>> begin EXTRACTED MATERIAL

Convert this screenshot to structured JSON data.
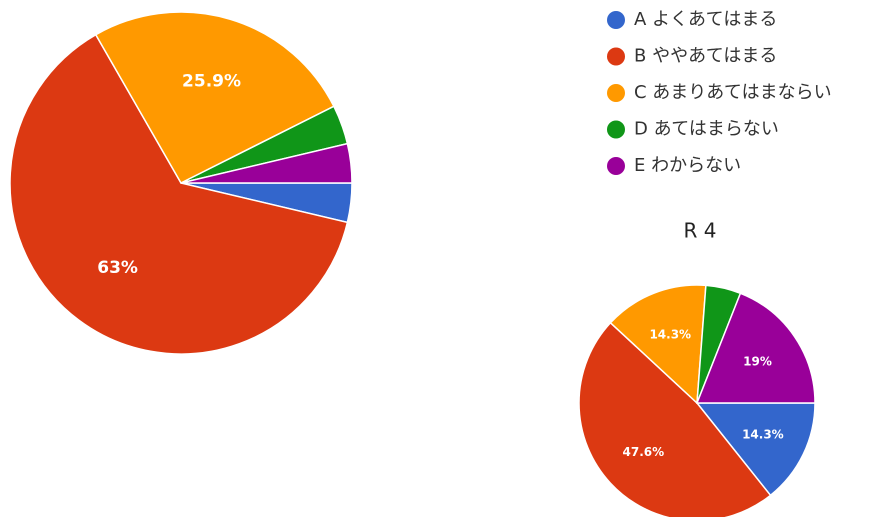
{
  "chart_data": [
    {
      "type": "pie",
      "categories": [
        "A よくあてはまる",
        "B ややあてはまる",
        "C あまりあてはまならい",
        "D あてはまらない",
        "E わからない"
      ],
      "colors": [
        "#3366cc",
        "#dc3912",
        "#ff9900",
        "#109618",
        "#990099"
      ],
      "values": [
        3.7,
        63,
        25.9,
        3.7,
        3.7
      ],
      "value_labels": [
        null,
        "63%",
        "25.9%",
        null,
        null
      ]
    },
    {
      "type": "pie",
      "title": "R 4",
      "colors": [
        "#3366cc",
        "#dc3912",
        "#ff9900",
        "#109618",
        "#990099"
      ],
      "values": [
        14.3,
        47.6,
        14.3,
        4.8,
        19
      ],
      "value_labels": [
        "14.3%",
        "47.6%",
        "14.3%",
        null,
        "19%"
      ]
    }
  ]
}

>> end EXTRACTED MATERIAL

◆ **TASK REQUIREMENTS**
Pictures are excluded; copy all other data exactly as shown.

◆ **EXPECTED ANSWER**
Convert this screenshot to structured JSON data.
{
  "chart_data": [
    {
      "type": "pie",
      "categories": [
        "A よくあてはまる",
        "B ややあてはまる",
        "C あまりあてはまならい",
        "D あてはまらない",
        "E わからない"
      ],
      "colors": [
        "#3366cc",
        "#dc3912",
        "#ff9900",
        "#109618",
        "#990099"
      ],
      "values": [
        3.7,
        63,
        25.9,
        3.7,
        3.7
      ],
      "value_labels": [
        null,
        "63%",
        "25.9%",
        null,
        null
      ]
    },
    {
      "type": "pie",
      "title": "R 4",
      "colors": [
        "#3366cc",
        "#dc3912",
        "#ff9900",
        "#109618",
        "#990099"
      ],
      "values": [
        14.3,
        47.6,
        14.3,
        4.8,
        19
      ],
      "value_labels": [
        "14.3%",
        "47.6%",
        "14.3%",
        null,
        "19%"
      ]
    }
  ]
}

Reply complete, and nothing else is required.